Text block:
-----

The First Apple series by Ramón Espantaleón is a tribute to New York, particularly in light of the upcoming 10th anniversary of the 9/11 attacks. Espantaleón recreates scale models of the cities in clay, painstakingly constructing each building at 1/65 scale, before using them to cast silicone molds which can then produce recreations made of epoxy resin and polyurethane. Espantaleón, a Madrid native who lived in New York on the day the World Trade Center fell, places these pixelated city blocks onto representations of the Twin Towers.

Matthew Cusick

These beautiful maps of roadways that “go nowhere”, weaving and curving around the world. “Maps provided so much potential, so many layers. I put away my brushes and decided to see where the maps would take me. I think collage is a medium perfectly suited to the complexities of our time. It speaks to a society that is over-saturated with disparate visual information. It attempts to put order to the clutter and to make something permanent from the waste of the temporary. A collage is also a time capsule; it preserves the ephemera of the past. It reconstitutes things that have been discarded. A collage must rely on a kind of alchemy; it must combine ordinary elements into something extraordinary.”

R. Luke Dubois


Touching and, at times, hilarious, these keyword maps by R. Luke Dubois associate each town with the terms most often used by locals to describe themselves and their desired partners on their online dating profiles. Dubois joined 21 dating websites and analyzed the language used in 21 million profiles to come up with the data, which was then displayed on maps. Chicagoans say things like “prankster”, “pizza”, “smoker” and “synagogue” while Central Texans are all about “churches”, “boundaries”, “barbecue” and “Madonna” – the latter presumably referring to the Virgin, not the pop star.

Nikki Rosato

Delicately interwoven like veins, the tiny green, blue and red strips of maps used to create these incredible sculptures are molded around a packing tape form to create a three-dimensional shape. Artist Nikki Rosato removes the land masses, leaving nothing but the roads and rivers behind, reinforcing the paper with wire as necessary.


“Through the removal of the land masses, the places almost become ambiguous since all of the text is lost. Unless someone really knows the roads and highways, it is almost impossible to identify the place.”

Guillermo Kuitca



Guillermo Kuitca looks upon maps as metaphors for human relationships. He routinely uses maps of individual and communal spaces as starting points for his paintings. Over the years, Kuitca’s has incorporated maps of all kinds into his work including floor plans for houses, stadiums, apartments, and prisons; seating arrangements of theaters; street plans of cities; and even family trees or genealogical charts into his work. While Kuitca’s paintings have an abstract appearance, they always have a psychological, political, or social reference.

In his series of paintings titled “People on Fire,” Kuitca brings together a community of faceless names together as one might do in a genealogical chart. These are anonymous individuals with no personal significance to Kuitca or to the viewer. We read the names as we might headstones in a cemetery. Names are color-coded by gender: male-orange, female-pink. Some spots are left blank which Kuitca sees as symbolic of the people unknown yet connected to the whole. These blanks may evoke no special feeling in the casual viewer. Yet to anyone aware of modern Argentine history, the missing names stand for the Desparecidos, the thousands of the artist’s countrymen and women who “disappeared” during the reign of terror brought by the military junta that ruled Argentina in the 1970s.

-----

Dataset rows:
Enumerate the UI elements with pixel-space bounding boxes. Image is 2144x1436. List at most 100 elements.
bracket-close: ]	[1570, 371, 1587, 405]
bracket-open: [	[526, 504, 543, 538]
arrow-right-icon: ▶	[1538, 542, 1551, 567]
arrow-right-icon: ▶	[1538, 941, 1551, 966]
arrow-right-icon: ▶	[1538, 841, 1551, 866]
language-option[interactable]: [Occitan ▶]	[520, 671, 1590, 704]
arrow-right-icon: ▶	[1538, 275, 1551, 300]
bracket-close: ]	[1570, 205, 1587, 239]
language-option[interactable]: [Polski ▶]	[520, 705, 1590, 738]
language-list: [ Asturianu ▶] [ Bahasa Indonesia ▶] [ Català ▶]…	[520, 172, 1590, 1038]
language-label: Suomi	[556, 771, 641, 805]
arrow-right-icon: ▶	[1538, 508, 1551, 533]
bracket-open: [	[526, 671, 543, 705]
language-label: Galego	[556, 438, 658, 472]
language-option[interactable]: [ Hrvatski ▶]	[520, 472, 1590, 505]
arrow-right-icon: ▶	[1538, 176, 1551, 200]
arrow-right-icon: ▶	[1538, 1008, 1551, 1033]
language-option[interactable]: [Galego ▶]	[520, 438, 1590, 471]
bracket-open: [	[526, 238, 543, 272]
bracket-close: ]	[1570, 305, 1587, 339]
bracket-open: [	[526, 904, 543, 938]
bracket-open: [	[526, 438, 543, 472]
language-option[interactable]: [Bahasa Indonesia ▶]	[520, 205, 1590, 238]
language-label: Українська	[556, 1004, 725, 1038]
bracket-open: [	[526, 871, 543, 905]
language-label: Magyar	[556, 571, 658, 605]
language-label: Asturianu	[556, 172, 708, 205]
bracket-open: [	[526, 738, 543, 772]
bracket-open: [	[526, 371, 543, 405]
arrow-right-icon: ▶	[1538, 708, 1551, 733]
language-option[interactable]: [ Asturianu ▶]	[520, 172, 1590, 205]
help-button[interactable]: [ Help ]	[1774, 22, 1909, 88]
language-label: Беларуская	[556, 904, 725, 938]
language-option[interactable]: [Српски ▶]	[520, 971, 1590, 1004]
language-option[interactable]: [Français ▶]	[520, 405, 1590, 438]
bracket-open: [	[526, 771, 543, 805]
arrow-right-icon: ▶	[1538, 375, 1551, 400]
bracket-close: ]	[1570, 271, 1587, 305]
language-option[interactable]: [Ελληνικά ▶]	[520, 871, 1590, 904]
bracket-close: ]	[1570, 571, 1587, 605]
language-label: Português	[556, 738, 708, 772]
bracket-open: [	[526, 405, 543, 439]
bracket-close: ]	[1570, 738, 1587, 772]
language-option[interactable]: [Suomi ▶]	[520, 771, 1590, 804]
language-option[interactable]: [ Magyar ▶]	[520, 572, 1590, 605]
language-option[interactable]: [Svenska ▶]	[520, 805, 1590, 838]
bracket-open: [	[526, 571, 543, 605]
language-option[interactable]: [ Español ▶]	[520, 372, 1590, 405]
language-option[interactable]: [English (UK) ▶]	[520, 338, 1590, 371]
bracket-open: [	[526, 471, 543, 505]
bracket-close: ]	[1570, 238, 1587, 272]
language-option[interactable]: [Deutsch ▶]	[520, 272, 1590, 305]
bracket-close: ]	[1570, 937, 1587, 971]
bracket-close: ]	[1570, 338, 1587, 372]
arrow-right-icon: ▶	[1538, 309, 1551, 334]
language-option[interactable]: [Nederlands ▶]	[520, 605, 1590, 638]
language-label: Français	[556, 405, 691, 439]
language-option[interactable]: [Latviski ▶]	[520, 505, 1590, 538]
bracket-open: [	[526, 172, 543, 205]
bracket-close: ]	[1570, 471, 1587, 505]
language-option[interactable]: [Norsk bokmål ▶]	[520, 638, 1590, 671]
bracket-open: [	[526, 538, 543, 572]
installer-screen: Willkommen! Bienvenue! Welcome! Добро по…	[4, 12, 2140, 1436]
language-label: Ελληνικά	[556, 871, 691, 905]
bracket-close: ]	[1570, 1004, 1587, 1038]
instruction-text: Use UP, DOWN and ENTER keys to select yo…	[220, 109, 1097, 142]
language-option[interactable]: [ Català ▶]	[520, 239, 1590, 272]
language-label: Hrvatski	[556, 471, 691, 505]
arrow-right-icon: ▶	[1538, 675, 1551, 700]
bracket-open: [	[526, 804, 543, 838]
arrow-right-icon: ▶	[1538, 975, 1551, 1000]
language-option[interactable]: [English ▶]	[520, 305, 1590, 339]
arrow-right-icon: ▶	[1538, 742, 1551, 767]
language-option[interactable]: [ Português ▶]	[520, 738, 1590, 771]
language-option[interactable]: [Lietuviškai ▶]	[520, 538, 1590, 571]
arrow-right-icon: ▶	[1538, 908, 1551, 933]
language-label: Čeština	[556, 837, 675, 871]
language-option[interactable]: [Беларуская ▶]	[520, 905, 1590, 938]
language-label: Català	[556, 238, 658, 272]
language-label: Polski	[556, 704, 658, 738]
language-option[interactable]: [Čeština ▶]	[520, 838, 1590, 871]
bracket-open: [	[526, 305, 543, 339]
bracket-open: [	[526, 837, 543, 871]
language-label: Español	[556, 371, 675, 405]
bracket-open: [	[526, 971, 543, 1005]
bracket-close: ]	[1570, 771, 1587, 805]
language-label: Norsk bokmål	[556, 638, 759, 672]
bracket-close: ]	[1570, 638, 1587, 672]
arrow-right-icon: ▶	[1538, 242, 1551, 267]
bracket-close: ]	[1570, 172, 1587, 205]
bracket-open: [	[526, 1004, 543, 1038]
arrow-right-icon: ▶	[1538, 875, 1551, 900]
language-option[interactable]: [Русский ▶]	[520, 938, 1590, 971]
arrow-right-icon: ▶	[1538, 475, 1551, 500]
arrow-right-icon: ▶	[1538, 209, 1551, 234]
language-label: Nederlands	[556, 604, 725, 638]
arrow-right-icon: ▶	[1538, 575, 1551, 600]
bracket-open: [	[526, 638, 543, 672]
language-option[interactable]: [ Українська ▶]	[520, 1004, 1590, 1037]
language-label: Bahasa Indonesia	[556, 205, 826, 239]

-----

Exercise:
In the text about map artists, how many dating websites did R. Luke Dubois join to gather his data? You won't need the lines for this.

Answer to this exercise:
21 dating websites.